------ SUPPLIED DATA
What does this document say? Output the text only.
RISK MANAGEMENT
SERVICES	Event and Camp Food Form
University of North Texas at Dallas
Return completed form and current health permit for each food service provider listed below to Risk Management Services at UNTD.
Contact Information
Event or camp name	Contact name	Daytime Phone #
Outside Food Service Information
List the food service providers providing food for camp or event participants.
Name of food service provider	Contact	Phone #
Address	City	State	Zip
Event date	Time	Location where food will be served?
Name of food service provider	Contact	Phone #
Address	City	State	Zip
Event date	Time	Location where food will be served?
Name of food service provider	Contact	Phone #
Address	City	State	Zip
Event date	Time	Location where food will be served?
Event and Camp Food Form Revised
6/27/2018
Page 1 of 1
------------
------ SUPPLIED DATA
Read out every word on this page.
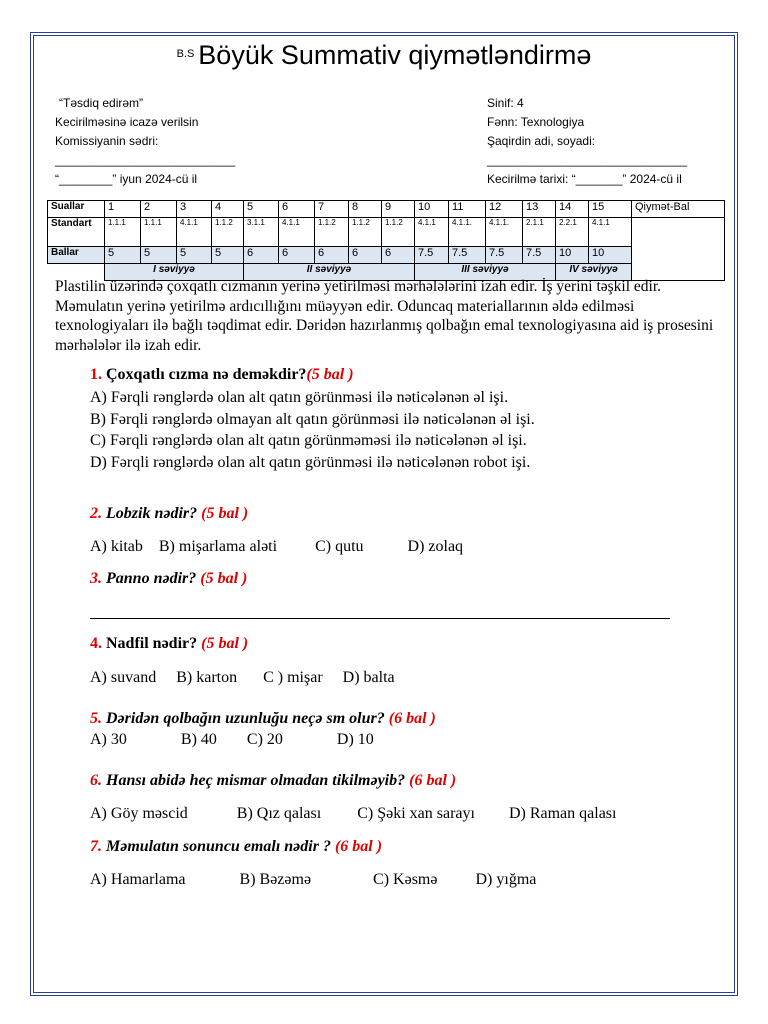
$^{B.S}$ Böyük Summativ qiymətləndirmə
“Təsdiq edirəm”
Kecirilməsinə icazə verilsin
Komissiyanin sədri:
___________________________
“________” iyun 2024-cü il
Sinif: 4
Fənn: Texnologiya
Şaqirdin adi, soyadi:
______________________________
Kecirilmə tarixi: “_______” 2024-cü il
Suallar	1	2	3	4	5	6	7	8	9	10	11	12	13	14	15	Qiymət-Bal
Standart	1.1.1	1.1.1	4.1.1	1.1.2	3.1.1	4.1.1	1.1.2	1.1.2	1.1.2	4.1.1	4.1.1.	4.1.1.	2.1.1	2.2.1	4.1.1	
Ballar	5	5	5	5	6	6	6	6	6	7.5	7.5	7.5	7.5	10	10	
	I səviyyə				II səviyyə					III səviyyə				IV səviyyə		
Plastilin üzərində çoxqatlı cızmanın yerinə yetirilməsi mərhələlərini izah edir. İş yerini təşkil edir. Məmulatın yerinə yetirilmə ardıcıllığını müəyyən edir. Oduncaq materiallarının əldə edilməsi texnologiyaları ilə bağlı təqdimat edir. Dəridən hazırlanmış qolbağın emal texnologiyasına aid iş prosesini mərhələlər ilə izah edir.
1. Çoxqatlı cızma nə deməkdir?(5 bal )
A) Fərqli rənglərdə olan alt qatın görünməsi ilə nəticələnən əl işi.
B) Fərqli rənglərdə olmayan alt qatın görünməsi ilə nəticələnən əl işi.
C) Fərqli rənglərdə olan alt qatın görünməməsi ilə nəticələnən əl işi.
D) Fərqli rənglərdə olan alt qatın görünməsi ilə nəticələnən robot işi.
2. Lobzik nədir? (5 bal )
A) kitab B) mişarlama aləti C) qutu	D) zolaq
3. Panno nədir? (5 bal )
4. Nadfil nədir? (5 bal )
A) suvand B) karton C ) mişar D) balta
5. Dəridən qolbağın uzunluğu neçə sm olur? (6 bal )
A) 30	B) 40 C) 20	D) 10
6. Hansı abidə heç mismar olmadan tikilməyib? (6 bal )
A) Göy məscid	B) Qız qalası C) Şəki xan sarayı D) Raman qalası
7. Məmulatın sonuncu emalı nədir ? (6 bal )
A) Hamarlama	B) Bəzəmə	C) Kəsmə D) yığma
------------
------ SUPPLIED DATA
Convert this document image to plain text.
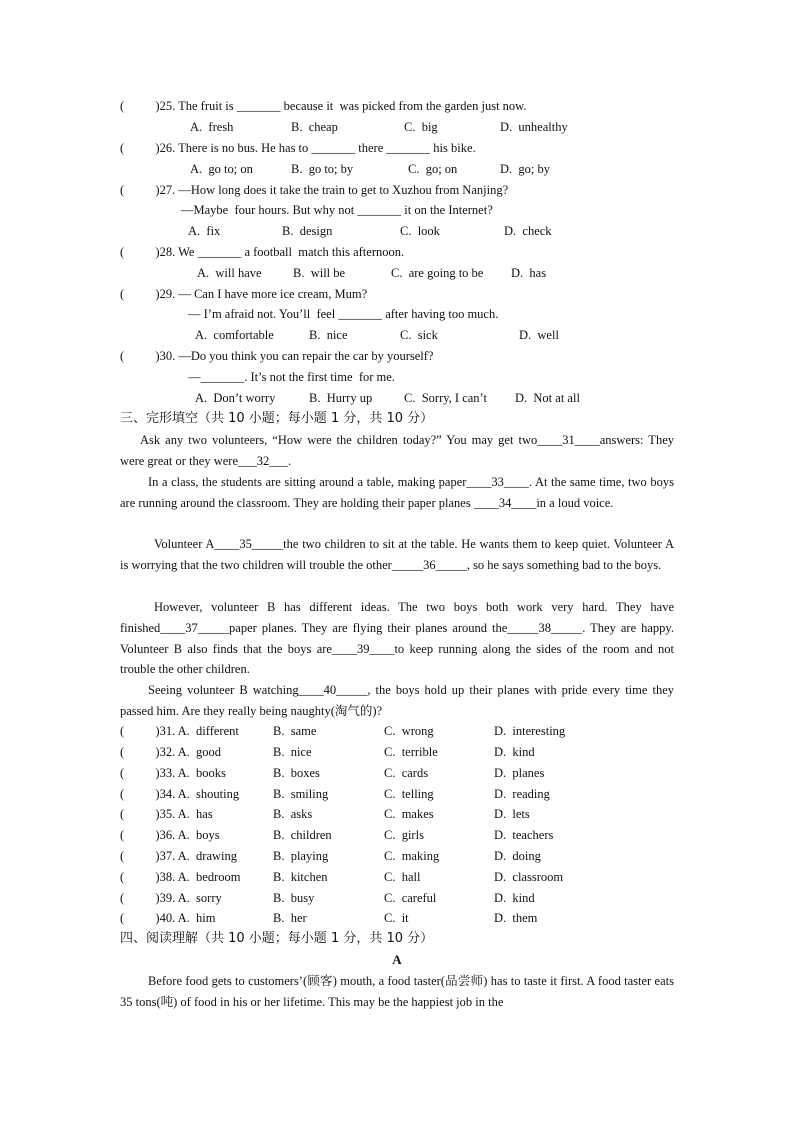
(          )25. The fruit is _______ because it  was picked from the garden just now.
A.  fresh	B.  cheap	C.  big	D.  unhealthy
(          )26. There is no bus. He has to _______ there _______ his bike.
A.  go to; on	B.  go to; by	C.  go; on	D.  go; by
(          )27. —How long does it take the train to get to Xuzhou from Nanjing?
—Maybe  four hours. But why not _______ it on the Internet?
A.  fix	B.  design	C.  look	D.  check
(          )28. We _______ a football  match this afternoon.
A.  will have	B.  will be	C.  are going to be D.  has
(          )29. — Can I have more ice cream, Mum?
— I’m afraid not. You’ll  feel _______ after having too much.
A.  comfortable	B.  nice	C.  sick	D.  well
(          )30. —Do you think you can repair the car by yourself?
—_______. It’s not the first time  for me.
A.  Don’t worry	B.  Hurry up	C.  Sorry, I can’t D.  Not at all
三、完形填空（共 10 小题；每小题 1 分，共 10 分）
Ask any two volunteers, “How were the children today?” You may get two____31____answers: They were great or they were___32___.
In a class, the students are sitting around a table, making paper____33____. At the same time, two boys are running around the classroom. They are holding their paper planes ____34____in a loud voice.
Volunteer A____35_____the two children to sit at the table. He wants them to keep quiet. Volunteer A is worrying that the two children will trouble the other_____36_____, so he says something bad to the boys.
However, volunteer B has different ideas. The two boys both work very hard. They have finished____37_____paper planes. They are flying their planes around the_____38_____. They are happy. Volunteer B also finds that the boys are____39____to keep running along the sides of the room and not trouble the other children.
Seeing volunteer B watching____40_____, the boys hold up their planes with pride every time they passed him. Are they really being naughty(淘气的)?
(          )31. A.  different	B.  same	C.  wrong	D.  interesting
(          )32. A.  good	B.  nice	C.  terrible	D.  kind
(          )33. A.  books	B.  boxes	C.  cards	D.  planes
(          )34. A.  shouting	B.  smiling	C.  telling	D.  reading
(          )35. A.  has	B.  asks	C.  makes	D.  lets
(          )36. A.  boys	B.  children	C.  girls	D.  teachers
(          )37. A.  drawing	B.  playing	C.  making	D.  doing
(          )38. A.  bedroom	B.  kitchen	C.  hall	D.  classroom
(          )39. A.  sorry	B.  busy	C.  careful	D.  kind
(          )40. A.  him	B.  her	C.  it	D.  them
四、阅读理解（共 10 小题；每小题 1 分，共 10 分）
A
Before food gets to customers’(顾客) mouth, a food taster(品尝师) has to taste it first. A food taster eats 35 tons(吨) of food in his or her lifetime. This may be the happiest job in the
------------
__WHAT IS ASKED__
Only a number is wanted: how many lines contain the word "them"?

__SOLVED EXERCISE__
2